Re: FacetField-Result on String-Field contains value with count 0?

Michael Kuhlmann-5
Then I don't understand your problem. Solr already does exactly what you
want.

Maybe the problem is different: I assume that there never was a value of
"1" in the index, leading to your confusion.

Solr returns all fields as facet result where there was some value at
some time as long as the the documents are somewhere in the index, even
when they're marked as indexed. So there must have been a document with
m_mediaType_s=1. Even if all these documents are deleted already, its
values still appear in the facet result.

This holds true until segments get merged so that all deleted documents
are pruned. So if you send a forceMerge request, chances are good that
"1" won't come up any more.

-Michael

Am 13.01.2017 um 15:36 schrieb Sebastian Riemer:

> Hi Bill,
>
> Thanks, that's actually where I come from. But I don't want to exclude values leading to a count of zero.
>
> Background to this: A user searched for mediaType "book" which gave him 10 results. Now some other task/routine whatever changes all those 10 books to be say 10 ebooks, because the type has been incorrect. The user makes a refresh, still looking for "book" gets 0 results (which is expected) and because we rule out facet.fields having count 0, I don't get back the selected mediaType "book" and thus I cannot select this value in the select-dropdown-filter for the mediaType. This leads to confusion for the user, since he has no results, but doesn't see that it's because of he still has that mediaType-filter set to a value "books" which now actually leads to 0 results.
>
> -----Ursprüngliche Nachricht-----
> Von: [hidden email] [mailto:[hidden email]]
> Gesendet: Freitag, 13. Januar 2017 15:23
> An: [hidden email]
> Betreff: Re: AW: FacetField-Result on String-Field contains value with count 0?
>
> Set mincount to 1
>
> Bill Bell
> Sent from mobile
>
>
>> On Jan 13, 2017, at 7:19 AM, Sebastian Riemer <[hidden email]> wrote:
>>
>> Pardon me,
>> the second search should have been this:
>> http://localhost:8983/solr/wemi/select?fq=m_mediaType_s:%221%22&indent
>> =on&q=*:*&rows=0&start=0&wt=json (or in other words, give me all
>> documents having value "1" for field "m_mediaType_s")

────

In the forum thread above, what kind of request does Michael suggest sending so that "1" will likely no longer come up in the facet result?

────

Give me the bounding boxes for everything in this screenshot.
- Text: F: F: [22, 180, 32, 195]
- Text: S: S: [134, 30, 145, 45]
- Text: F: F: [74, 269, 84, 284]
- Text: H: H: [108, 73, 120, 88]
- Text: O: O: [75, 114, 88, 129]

────

Finished answer:
A forceMerge request.